* BEGIN *
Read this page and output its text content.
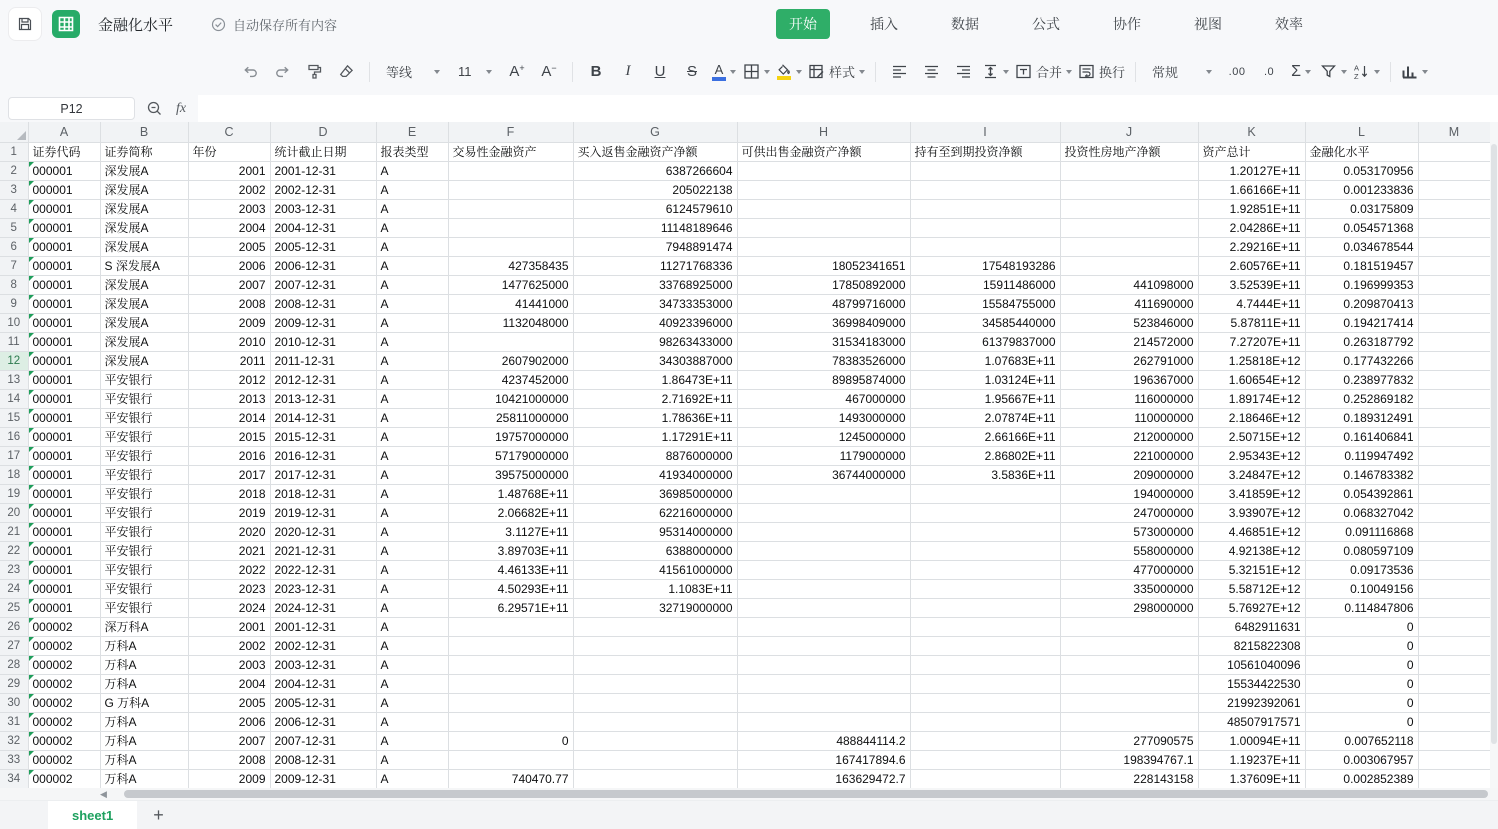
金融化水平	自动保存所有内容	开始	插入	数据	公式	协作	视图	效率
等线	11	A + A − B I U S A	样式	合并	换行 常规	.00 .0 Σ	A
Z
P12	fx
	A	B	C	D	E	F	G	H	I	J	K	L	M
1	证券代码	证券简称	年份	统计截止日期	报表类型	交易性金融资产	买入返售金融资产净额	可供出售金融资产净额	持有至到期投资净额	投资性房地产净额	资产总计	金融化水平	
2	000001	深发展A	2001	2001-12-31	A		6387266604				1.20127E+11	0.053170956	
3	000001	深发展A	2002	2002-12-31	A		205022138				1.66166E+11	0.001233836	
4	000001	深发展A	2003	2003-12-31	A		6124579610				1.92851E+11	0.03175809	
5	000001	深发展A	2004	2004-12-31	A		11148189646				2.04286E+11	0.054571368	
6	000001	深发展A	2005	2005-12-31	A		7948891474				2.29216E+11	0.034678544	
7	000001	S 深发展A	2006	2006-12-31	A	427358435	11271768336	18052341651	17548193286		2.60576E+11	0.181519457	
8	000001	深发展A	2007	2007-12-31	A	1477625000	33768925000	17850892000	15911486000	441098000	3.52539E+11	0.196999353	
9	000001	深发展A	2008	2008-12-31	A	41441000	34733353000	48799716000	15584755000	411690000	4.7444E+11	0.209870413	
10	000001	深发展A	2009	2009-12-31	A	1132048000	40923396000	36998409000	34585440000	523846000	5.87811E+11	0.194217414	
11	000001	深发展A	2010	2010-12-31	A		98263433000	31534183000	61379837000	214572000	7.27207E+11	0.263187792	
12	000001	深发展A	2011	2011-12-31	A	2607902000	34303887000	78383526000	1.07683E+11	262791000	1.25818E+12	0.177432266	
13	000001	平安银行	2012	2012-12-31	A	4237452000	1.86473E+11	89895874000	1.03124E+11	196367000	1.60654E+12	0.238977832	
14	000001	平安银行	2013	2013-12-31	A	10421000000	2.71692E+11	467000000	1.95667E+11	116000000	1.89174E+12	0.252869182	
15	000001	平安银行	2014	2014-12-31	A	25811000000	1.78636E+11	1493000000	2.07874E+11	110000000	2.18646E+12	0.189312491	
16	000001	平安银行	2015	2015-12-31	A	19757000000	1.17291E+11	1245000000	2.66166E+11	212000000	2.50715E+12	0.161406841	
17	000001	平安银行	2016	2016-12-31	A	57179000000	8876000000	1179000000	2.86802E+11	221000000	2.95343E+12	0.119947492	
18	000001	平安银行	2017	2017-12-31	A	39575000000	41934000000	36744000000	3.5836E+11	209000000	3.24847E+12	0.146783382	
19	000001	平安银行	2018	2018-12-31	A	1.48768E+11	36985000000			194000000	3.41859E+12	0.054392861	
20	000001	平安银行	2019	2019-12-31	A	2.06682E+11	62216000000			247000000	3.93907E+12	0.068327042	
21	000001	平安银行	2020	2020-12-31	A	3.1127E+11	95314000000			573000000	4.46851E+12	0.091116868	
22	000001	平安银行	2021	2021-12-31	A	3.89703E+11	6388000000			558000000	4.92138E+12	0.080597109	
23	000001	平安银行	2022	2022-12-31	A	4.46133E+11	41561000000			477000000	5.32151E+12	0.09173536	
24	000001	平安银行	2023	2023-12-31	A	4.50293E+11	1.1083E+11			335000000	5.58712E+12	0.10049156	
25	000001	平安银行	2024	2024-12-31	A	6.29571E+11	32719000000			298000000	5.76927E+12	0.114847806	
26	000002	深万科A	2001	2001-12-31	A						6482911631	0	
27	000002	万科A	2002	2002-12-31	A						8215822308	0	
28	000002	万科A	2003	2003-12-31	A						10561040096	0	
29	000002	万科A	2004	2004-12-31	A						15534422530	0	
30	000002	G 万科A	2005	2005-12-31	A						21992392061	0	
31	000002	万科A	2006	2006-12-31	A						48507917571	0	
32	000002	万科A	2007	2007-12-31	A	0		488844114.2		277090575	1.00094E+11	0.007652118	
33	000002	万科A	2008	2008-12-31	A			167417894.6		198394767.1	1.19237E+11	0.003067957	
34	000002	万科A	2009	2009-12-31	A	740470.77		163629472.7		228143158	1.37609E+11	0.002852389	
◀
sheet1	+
* END *
* BEGIN *
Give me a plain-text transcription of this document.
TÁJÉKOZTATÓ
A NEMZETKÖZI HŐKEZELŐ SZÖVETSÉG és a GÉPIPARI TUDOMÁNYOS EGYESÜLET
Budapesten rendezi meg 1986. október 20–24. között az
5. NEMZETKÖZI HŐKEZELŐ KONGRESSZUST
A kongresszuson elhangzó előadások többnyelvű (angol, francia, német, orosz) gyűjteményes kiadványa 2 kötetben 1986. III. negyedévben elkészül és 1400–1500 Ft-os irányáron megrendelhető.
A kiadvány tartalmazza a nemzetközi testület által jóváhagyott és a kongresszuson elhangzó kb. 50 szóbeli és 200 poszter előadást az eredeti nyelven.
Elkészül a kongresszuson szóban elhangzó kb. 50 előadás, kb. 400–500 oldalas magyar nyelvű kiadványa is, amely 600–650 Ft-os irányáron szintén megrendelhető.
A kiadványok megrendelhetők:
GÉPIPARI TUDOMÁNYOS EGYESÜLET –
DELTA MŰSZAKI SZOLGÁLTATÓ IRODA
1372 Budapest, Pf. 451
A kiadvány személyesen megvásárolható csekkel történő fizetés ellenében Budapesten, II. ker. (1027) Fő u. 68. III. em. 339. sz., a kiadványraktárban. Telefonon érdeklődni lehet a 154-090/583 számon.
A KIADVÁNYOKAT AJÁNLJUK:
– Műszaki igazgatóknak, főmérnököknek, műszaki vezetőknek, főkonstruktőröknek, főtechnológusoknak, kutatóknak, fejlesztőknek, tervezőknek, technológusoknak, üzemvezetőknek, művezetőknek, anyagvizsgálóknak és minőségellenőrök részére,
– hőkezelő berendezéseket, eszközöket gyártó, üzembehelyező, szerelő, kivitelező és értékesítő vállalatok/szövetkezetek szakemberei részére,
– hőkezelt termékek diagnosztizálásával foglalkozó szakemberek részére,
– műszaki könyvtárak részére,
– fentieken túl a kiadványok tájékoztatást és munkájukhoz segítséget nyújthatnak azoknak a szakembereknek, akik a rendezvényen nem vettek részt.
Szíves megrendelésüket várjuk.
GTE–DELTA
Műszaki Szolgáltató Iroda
* END *
__TASK DETAILS__: Pick every line with "Budapesten" in it and copy it.

__RESULT FOR THIS EXERCISE__:
Budapesten rendezi meg 1986. október 20–24. között az
A kiadvány személyesen megvásárolható csekkel történő fizetés ellenében Budapesten, II. ker. (1027) Fő u. 68. III. em. 339. sz., a kiadványraktárban. Telefonon érdeklődni lehet a 154-090/583 számon.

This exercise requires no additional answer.